--- Exercise materials ---

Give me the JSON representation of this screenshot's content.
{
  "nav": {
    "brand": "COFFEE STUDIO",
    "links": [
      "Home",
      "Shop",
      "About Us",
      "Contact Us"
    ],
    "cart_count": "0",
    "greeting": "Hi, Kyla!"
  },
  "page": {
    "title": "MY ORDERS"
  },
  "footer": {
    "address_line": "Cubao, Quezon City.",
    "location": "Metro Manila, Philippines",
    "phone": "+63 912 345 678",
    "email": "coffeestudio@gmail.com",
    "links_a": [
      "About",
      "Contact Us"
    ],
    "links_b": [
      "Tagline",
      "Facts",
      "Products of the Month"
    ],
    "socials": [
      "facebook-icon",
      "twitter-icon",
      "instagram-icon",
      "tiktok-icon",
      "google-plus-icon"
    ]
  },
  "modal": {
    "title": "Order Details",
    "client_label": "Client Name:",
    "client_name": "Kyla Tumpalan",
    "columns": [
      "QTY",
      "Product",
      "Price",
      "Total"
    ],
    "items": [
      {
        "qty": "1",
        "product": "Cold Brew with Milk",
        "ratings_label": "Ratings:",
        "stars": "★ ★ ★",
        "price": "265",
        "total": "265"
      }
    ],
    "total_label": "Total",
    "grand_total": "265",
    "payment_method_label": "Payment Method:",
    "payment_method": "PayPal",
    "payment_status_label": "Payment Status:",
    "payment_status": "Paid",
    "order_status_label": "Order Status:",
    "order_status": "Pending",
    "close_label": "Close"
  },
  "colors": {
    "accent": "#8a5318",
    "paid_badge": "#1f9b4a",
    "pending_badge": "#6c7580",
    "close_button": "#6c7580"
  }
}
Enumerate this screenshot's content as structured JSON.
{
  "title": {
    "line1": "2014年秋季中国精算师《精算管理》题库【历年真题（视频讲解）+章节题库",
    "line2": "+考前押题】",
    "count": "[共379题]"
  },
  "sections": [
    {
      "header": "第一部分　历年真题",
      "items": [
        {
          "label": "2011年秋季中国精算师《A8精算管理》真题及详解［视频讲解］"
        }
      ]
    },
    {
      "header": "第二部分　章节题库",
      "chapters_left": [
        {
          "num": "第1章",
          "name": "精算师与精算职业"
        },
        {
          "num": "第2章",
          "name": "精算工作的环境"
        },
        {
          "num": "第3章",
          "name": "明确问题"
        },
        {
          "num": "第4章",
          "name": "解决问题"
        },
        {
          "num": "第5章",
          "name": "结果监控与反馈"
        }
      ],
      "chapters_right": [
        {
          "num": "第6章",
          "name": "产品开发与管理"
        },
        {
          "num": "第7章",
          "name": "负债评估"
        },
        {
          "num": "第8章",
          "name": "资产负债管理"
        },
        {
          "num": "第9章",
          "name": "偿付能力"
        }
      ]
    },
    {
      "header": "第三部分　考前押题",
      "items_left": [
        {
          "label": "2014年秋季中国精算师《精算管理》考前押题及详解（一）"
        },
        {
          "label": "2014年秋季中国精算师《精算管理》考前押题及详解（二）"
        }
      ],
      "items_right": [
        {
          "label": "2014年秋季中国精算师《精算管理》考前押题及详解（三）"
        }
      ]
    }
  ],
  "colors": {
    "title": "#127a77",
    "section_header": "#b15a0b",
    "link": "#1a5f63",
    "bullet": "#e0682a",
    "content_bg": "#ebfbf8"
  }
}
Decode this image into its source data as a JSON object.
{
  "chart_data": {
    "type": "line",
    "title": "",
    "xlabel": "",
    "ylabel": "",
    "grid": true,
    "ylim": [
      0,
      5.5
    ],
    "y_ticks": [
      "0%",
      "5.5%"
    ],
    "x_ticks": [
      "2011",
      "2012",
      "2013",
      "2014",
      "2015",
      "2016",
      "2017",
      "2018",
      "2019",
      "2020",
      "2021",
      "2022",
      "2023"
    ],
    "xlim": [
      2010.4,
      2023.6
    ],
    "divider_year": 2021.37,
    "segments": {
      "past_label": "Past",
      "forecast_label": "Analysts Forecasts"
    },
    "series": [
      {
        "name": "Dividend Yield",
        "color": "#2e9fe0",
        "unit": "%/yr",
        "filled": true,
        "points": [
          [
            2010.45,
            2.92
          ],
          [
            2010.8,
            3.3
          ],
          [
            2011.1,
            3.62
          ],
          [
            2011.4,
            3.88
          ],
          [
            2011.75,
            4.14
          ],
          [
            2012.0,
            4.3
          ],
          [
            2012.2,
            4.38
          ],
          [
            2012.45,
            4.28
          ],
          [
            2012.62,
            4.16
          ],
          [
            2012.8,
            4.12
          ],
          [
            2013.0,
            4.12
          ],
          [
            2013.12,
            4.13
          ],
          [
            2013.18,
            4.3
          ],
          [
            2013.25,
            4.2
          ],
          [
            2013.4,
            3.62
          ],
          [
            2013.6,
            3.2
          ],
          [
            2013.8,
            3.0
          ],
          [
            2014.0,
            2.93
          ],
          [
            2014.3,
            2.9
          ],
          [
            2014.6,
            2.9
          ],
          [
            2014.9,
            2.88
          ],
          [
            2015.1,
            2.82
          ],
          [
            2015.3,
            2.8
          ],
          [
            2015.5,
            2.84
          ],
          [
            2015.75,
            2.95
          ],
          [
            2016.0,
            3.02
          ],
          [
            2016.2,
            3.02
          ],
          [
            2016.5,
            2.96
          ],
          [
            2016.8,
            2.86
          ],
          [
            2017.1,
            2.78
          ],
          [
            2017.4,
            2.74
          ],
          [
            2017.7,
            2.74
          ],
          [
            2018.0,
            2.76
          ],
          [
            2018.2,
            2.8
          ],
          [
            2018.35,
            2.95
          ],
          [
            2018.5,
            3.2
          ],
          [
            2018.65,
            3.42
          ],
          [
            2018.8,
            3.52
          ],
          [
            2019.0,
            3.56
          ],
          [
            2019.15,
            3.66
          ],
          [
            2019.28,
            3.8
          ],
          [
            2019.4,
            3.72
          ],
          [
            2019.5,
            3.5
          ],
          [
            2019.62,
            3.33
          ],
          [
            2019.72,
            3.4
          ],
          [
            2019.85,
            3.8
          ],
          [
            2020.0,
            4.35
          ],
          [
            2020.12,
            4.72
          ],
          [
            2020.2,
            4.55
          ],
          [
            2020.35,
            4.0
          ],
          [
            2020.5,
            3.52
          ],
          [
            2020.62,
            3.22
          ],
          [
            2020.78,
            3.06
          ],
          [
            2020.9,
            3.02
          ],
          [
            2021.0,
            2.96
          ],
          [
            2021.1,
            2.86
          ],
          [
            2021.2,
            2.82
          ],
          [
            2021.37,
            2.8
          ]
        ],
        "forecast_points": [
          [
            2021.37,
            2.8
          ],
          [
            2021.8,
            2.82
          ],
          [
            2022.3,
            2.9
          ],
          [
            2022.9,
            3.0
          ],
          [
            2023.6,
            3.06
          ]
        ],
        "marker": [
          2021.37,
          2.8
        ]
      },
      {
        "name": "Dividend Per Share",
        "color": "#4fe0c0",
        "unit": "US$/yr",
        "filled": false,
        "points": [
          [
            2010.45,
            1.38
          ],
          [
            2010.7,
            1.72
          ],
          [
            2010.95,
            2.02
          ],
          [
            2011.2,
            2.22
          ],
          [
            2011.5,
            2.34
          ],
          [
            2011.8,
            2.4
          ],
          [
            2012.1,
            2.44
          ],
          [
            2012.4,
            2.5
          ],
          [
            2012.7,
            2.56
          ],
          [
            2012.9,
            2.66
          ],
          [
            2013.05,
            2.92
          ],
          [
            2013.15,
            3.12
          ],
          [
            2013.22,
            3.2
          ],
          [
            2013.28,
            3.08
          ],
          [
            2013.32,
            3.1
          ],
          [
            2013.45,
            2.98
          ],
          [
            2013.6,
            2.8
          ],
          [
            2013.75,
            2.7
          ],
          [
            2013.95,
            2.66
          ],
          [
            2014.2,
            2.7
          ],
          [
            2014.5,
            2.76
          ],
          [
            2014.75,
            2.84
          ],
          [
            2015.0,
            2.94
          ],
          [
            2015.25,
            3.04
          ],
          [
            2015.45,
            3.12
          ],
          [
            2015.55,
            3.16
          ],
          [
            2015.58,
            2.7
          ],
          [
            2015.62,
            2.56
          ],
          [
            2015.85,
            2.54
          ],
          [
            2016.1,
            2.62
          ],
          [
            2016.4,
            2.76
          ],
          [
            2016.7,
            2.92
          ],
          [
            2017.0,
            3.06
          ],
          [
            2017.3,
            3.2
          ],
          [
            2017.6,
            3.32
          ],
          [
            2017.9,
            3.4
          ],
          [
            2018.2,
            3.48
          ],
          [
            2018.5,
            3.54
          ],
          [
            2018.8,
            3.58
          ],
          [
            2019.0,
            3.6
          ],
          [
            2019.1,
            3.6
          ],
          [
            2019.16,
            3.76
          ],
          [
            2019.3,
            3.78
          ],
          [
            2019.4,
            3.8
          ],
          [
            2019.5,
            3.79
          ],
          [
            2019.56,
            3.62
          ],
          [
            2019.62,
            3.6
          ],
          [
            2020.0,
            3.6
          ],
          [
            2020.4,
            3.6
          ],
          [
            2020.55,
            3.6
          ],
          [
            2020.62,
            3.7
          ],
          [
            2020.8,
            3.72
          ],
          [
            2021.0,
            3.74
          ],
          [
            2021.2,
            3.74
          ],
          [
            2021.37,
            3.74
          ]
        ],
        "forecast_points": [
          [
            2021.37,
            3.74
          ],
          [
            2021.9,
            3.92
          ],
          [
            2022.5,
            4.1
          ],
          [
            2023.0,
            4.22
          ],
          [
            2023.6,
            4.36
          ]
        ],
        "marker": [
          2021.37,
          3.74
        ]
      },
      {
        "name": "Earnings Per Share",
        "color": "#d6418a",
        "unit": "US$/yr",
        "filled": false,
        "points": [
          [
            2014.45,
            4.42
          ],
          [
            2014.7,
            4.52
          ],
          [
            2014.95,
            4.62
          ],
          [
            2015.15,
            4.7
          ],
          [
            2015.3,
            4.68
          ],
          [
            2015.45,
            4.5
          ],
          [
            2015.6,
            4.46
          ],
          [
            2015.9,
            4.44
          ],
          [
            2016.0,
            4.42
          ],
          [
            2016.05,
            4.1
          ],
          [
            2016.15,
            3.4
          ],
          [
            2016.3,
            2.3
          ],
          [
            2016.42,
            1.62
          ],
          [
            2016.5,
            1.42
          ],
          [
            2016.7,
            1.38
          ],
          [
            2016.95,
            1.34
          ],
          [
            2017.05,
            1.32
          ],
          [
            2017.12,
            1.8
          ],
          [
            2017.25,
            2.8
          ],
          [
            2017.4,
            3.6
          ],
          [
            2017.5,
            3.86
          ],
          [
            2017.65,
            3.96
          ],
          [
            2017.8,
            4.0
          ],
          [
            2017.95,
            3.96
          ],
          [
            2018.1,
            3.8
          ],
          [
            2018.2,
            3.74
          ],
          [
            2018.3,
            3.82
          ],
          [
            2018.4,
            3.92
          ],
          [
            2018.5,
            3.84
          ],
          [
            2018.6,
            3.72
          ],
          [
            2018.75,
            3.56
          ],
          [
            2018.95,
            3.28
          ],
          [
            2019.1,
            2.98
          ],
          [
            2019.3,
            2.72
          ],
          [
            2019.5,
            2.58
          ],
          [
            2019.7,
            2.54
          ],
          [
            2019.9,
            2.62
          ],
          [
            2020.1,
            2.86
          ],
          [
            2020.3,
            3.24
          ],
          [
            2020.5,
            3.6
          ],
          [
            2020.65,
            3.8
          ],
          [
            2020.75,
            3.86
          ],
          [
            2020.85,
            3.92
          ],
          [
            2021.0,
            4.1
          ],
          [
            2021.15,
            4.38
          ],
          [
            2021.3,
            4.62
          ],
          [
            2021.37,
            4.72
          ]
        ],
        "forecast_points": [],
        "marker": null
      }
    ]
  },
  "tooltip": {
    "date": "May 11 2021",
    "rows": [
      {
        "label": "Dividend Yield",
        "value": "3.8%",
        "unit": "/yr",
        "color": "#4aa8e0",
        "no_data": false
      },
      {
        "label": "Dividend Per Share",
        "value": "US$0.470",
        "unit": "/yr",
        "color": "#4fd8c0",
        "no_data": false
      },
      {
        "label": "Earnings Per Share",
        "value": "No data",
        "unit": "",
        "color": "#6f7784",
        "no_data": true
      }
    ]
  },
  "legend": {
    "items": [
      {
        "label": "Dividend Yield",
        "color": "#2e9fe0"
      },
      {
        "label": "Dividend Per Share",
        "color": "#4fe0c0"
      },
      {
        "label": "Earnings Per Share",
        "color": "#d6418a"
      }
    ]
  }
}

---

**Exercise description**
Your answer should be one number: how many lines in the material above contain the string "章节题库".

**Result**
2